>> Begin MATERIAL FOR THE TASK

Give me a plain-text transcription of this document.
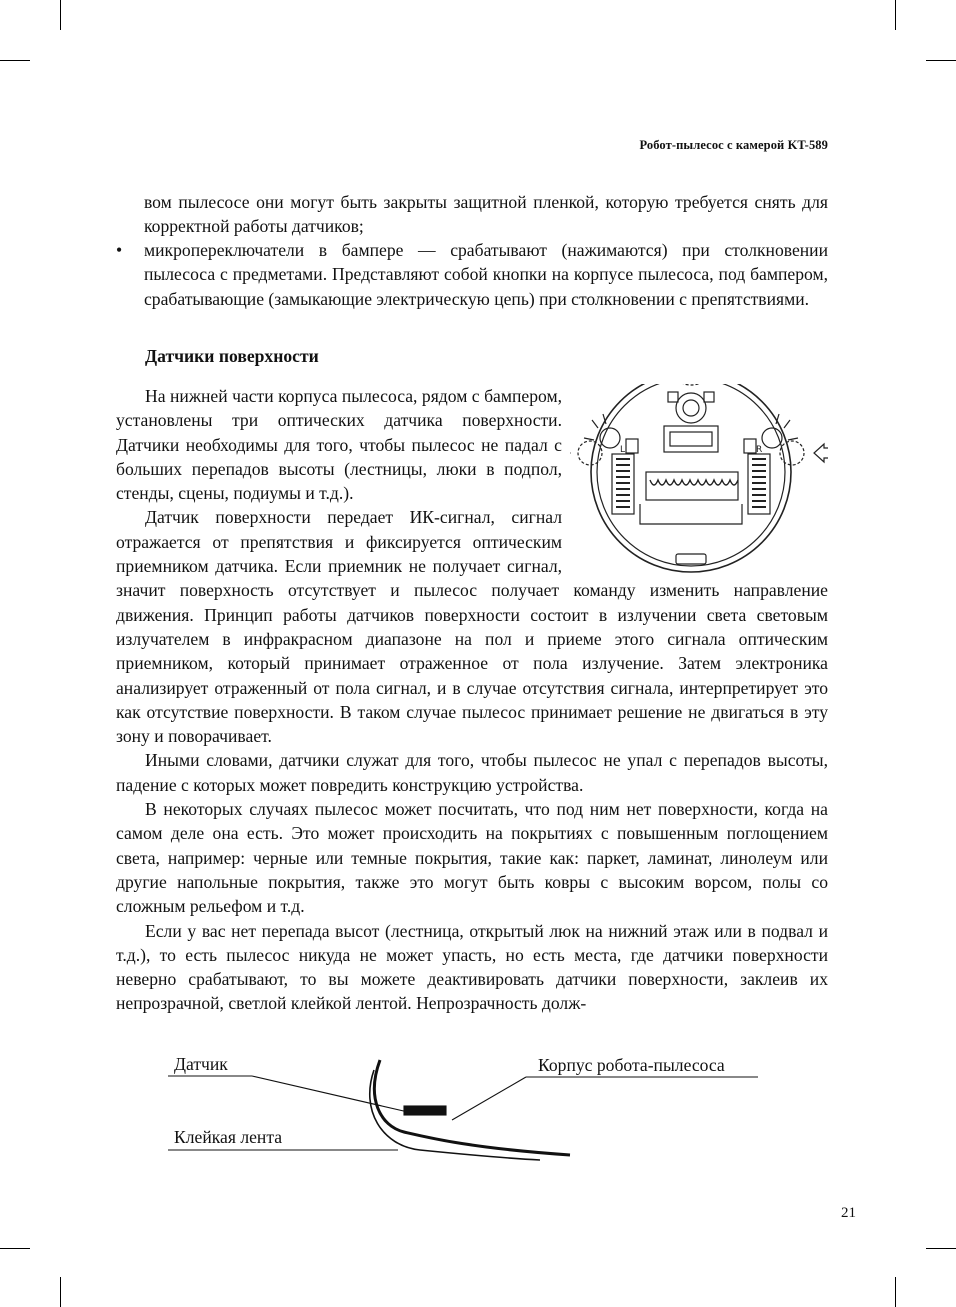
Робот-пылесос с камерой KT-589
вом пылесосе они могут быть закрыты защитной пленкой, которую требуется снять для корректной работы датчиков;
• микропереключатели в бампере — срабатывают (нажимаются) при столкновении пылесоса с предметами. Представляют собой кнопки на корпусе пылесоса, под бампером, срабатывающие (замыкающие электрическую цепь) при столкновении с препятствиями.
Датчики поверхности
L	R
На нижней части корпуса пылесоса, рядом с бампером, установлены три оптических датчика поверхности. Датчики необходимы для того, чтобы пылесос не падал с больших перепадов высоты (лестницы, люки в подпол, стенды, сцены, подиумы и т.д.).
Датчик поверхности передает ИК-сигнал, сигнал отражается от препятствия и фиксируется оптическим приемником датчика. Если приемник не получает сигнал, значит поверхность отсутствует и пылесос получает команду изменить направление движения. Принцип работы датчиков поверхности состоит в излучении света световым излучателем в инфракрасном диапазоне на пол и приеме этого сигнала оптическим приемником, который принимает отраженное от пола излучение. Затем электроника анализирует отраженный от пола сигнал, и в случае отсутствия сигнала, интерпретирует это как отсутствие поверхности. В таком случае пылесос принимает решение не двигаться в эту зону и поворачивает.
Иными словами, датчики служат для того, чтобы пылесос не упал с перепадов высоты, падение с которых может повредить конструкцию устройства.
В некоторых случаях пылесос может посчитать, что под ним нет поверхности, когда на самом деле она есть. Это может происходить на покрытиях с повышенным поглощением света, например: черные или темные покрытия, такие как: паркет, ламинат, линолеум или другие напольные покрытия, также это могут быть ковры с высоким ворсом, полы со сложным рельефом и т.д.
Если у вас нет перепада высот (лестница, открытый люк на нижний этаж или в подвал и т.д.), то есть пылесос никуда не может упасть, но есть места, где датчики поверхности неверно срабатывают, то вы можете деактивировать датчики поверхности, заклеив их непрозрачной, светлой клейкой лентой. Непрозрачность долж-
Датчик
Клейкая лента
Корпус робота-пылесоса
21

>> End MATERIAL FOR THE TASK

Every line above should be returned exactly; the pictures stay out.

**WRITTEN REPLY**
Give me a plain-text transcription of this document.
Робот-пылесос с камерой KT-589
вом пылесосе они могут быть закрыты защитной пленкой, которую требуется снять для корректной работы датчиков;
• микропереключатели в бампере — срабатывают (нажимаются) при столкновении пылесоса с предметами. Представляют собой кнопки на корпусе пылесоса, под бампером, срабатывающие (замыкающие электрическую цепь) при столкновении с препятствиями.
Датчики поверхности
L	R
На нижней части корпуса пылесоса, рядом с бампером, установлены три оптических датчика поверхности. Датчики необходимы для того, чтобы пылесос не падал с больших перепадов высоты (лестницы, люки в подпол, стенды, сцены, подиумы и т.д.).
Датчик поверхности передает ИК-сигнал, сигнал отражается от препятствия и фиксируется оптическим приемником датчика. Если приемник не получает сигнал, значит поверхность отсутствует и пылесос получает команду изменить направление движения. Принцип работы датчиков поверхности состоит в излучении света световым излучателем в инфракрасном диапазоне на пол и приеме этого сигнала оптическим приемником, который принимает отраженное от пола излучение. Затем электроника анализирует отраженный от пола сигнал, и в случае отсутствия сигнала, интерпретирует это как отсутствие поверхности. В таком случае пылесос принимает решение не двигаться в эту зону и поворачивает.
Иными словами, датчики служат для того, чтобы пылесос не упал с перепадов высоты, падение с которых может повредить конструкцию устройства.
В некоторых случаях пылесос может посчитать, что под ним нет поверхности, когда на самом деле она есть. Это может происходить на покрытиях с повышенным поглощением света, например: черные или темные покрытия, такие как: паркет, ламинат, линолеум или другие напольные покрытия, также это могут быть ковры с высоким ворсом, полы со сложным рельефом и т.д.
Если у вас нет перепада высот (лестница, открытый люк на нижний этаж или в подвал и т.д.), то есть пылесос никуда не может упасть, но есть места, где датчики поверхности неверно срабатывают, то вы можете деактивировать датчики поверхности, заклеив их непрозрачной, светлой клейкой лентой. Непрозрачность долж-
Датчик
Клейкая лента
Корпус робота-пылесоса
21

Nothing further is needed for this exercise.